> [EXERCISE] Without the pictures, set down the records below word for word.
============
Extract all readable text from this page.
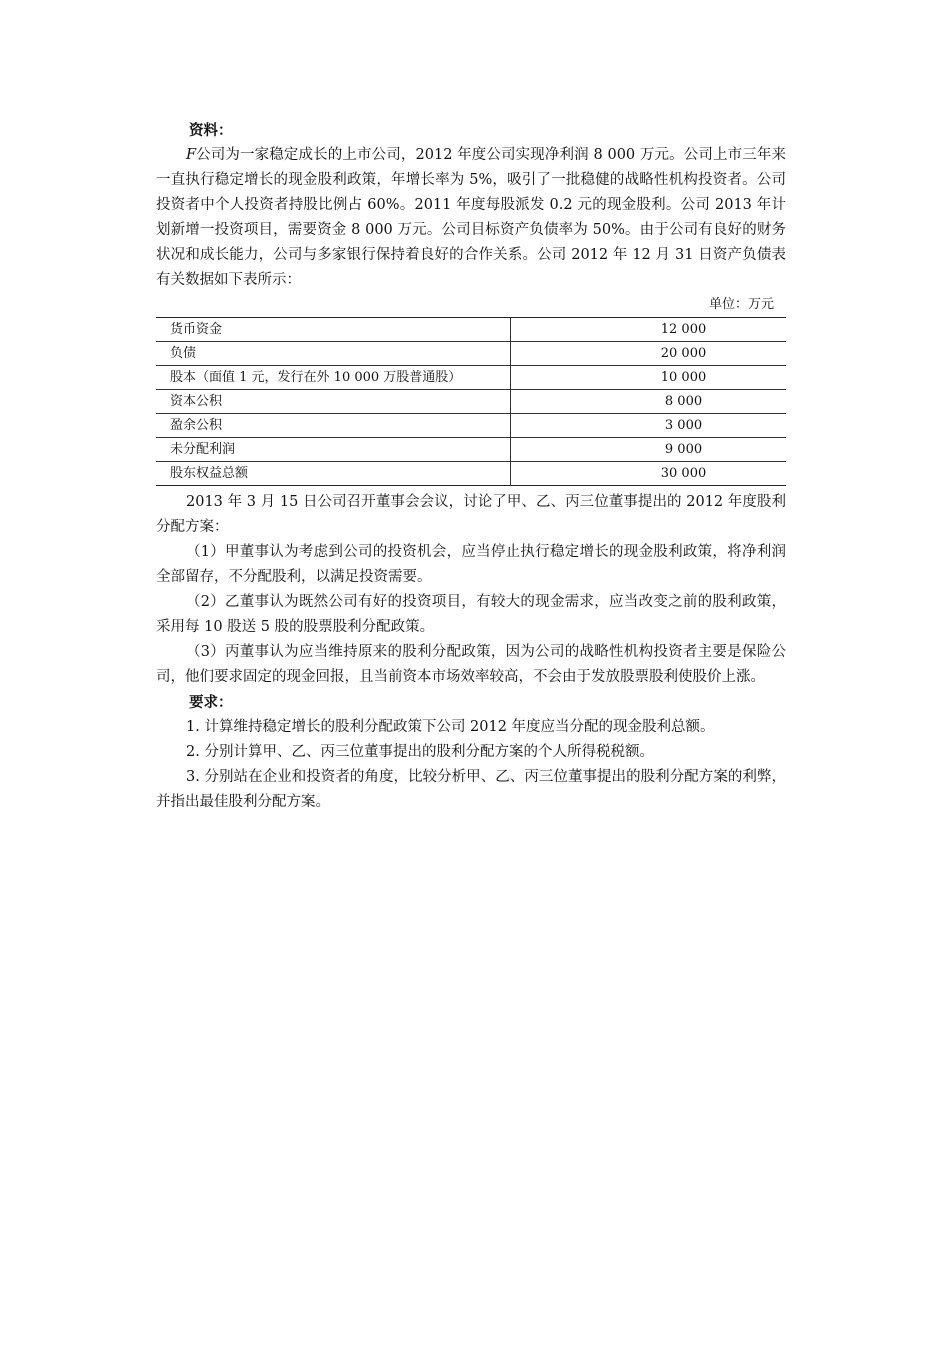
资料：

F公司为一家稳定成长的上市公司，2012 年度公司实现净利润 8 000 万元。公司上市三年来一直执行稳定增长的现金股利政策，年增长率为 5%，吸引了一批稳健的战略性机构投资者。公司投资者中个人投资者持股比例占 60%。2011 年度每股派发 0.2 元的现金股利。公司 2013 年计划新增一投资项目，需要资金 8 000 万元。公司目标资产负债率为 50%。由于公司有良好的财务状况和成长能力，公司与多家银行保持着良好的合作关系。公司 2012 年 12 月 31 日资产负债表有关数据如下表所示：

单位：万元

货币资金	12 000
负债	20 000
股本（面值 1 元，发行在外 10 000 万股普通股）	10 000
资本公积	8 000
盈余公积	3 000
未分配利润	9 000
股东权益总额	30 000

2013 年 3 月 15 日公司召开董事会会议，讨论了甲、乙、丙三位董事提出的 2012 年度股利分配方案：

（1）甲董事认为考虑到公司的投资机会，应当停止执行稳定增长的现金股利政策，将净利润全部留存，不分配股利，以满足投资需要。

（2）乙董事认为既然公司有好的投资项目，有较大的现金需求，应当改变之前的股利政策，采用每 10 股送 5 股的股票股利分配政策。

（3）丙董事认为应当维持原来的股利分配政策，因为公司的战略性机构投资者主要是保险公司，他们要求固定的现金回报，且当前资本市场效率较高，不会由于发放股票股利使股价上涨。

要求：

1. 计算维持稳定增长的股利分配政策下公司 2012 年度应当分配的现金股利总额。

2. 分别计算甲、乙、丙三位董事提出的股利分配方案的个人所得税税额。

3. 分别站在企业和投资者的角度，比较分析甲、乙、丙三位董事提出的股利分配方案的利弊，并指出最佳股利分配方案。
============
> [COMPLETED TASK]
Extract all readable text from this page.
资料：

F公司为一家稳定成长的上市公司，2012 年度公司实现净利润 8 000 万元。公司上市三年来一直执行稳定增长的现金股利政策，年增长率为 5%，吸引了一批稳健的战略性机构投资者。公司投资者中个人投资者持股比例占 60%。2011 年度每股派发 0.2 元的现金股利。公司 2013 年计划新增一投资项目，需要资金 8 000 万元。公司目标资产负债率为 50%。由于公司有良好的财务状况和成长能力，公司与多家银行保持着良好的合作关系。公司 2012 年 12 月 31 日资产负债表有关数据如下表所示：

单位：万元

货币资金	12 000
负债	20 000
股本（面值 1 元，发行在外 10 000 万股普通股）	10 000
资本公积	8 000
盈余公积	3 000
未分配利润	9 000
股东权益总额	30 000

2013 年 3 月 15 日公司召开董事会会议，讨论了甲、乙、丙三位董事提出的 2012 年度股利分配方案：

（1）甲董事认为考虑到公司的投资机会，应当停止执行稳定增长的现金股利政策，将净利润全部留存，不分配股利，以满足投资需要。

（2）乙董事认为既然公司有好的投资项目，有较大的现金需求，应当改变之前的股利政策，采用每 10 股送 5 股的股票股利分配政策。

（3）丙董事认为应当维持原来的股利分配政策，因为公司的战略性机构投资者主要是保险公司，他们要求固定的现金回报，且当前资本市场效率较高，不会由于发放股票股利使股价上涨。

要求：

1. 计算维持稳定增长的股利分配政策下公司 2012 年度应当分配的现金股利总额。

2. 分别计算甲、乙、丙三位董事提出的股利分配方案的个人所得税税额。

3. 分别站在企业和投资者的角度，比较分析甲、乙、丙三位董事提出的股利分配方案的利弊，并指出最佳股利分配方案。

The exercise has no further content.